• _EXERCISE REQUIREMENTS_: Repeat the records below exactly, leaving out any pictures.

* * * * *

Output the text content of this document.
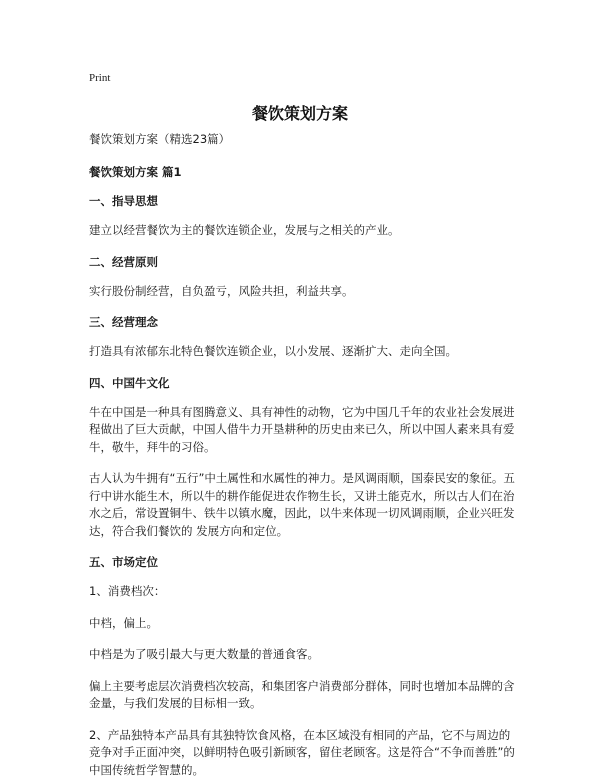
Print
餐饮策划方案

餐饮策划方案（精选23篇）

餐饮策划方案 篇1

一、指导思想

建立以经营餐饮为主的餐饮连锁企业，发展与之相关的产业。

二、经营原则

实行股份制经营，自负盈亏，风险共担，利益共享。

三、经营理念

打造具有浓郁东北特色餐饮连锁企业，以小发展、逐渐扩大、走向全国。

四、中国牛文化

牛在中国是一种具有图腾意义、具有神性的动物，它为中国几千年的农业社会发展进程做出了巨大贡献，中国人借牛力开垦耕种的历史由来已久，所以中国人素来具有爱牛，敬牛，拜牛的习俗。

古人认为牛拥有“五行”中土属性和水属性的神力。是风调雨顺，国泰民安的象征。五行中讲水能生木，所以牛的耕作能促进农作物生长，又讲土能克水，所以古人们在治水之后，常设置铜牛、铁牛以镇水魔，因此，以牛来体现一切风调雨顺，企业兴旺发达，符合我们餐饮的 发展方向和定位。

五、市场定位

1、消费档次：

中档，偏上。

中档是为了吸引最大与更大数量的普通食客。

偏上主要考虑层次消费档次较高，和集团客户消费部分群体，同时也增加本品牌的含金量，与我们发展的目标相一致。

2、产品独特本产品具有其独特饮食风格，在本区域没有相同的产品，它不与周边的竞争对手正面冲突，以鲜明特色吸引新顾客，留住老顾客。这是符合“不争而善胜”的中国传统哲学智慧的。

* * * * *

• _TASK SOLUTION_:
Output the text content of this document.
Print
餐饮策划方案

餐饮策划方案（精选23篇）

餐饮策划方案 篇1

一、指导思想

建立以经营餐饮为主的餐饮连锁企业，发展与之相关的产业。

二、经营原则

实行股份制经营，自负盈亏，风险共担，利益共享。

三、经营理念

打造具有浓郁东北特色餐饮连锁企业，以小发展、逐渐扩大、走向全国。

四、中国牛文化

牛在中国是一种具有图腾意义、具有神性的动物，它为中国几千年的农业社会发展进程做出了巨大贡献，中国人借牛力开垦耕种的历史由来已久，所以中国人素来具有爱牛，敬牛，拜牛的习俗。

古人认为牛拥有“五行”中土属性和水属性的神力。是风调雨顺，国泰民安的象征。五行中讲水能生木，所以牛的耕作能促进农作物生长，又讲土能克水，所以古人们在治水之后，常设置铜牛、铁牛以镇水魔，因此，以牛来体现一切风调雨顺，企业兴旺发达，符合我们餐饮的 发展方向和定位。

五、市场定位

1、消费档次：

中档，偏上。

中档是为了吸引最大与更大数量的普通食客。

偏上主要考虑层次消费档次较高，和集团客户消费部分群体，同时也增加本品牌的含金量，与我们发展的目标相一致。

2、产品独特本产品具有其独特饮食风格，在本区域没有相同的产品，它不与周边的竞争对手正面冲突，以鲜明特色吸引新顾客，留住老顾客。这是符合“不争而善胜”的中国传统哲学智慧的。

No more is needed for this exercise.